■ Aim of the exercise ■
Copy out all lines that carry the word "coordinate".

■ Data ■

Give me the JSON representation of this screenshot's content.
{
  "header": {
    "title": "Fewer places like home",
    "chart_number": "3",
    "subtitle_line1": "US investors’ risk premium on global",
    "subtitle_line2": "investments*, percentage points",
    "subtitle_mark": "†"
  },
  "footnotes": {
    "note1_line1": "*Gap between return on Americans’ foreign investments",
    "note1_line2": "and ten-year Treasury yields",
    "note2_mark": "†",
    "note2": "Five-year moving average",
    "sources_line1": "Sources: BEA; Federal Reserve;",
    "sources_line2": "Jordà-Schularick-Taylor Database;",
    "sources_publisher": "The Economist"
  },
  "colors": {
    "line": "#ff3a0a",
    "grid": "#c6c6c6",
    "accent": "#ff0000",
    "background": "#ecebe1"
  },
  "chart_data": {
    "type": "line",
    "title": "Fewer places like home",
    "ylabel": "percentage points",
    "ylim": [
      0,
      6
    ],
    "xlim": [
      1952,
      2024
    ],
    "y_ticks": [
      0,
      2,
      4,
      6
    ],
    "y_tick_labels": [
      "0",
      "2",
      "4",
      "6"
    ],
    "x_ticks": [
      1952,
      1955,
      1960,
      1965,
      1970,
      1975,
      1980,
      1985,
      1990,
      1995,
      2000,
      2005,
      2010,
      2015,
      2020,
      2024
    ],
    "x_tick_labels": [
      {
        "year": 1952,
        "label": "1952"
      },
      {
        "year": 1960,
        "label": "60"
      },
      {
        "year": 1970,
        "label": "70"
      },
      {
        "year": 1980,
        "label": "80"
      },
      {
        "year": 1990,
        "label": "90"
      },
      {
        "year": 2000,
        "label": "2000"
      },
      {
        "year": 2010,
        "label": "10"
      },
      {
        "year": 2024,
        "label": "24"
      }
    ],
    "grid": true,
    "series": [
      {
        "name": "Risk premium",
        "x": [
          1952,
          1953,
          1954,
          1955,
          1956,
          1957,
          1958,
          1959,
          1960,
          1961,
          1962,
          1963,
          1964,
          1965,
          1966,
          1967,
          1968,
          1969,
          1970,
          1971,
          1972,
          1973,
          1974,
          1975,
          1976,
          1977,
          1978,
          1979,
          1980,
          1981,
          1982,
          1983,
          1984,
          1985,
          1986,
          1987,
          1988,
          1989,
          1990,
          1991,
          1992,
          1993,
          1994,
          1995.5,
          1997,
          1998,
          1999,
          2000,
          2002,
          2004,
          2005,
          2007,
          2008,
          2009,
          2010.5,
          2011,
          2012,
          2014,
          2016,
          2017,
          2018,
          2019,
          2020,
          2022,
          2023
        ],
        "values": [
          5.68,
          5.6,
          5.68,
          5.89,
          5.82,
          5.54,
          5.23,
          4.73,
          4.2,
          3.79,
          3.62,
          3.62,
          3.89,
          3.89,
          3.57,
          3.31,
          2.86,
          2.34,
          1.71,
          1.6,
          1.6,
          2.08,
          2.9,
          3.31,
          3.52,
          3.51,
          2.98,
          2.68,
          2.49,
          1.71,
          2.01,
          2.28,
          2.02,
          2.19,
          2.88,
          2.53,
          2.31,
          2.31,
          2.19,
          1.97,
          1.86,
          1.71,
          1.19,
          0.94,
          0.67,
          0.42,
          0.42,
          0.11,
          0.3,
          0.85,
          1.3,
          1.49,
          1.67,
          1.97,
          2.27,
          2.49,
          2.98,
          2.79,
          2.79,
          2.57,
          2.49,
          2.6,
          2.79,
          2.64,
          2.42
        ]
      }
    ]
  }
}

* * *

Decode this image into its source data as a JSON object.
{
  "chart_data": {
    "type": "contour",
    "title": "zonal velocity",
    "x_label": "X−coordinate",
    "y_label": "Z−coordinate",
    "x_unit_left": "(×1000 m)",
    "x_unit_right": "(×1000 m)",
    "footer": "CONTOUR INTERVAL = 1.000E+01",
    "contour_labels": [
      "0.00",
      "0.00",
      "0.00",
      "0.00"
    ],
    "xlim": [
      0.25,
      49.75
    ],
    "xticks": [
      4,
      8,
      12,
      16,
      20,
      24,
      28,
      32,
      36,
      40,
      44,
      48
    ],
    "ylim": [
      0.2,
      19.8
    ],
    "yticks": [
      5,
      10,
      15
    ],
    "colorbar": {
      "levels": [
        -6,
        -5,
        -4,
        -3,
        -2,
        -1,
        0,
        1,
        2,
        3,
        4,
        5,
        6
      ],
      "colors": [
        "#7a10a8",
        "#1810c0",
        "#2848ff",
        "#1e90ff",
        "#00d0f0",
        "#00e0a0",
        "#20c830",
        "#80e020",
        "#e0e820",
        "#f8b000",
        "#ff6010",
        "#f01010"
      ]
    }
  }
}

■ Final result ■
    "x_label": "X−coordinate",
    "y_label": "Z−coordinate",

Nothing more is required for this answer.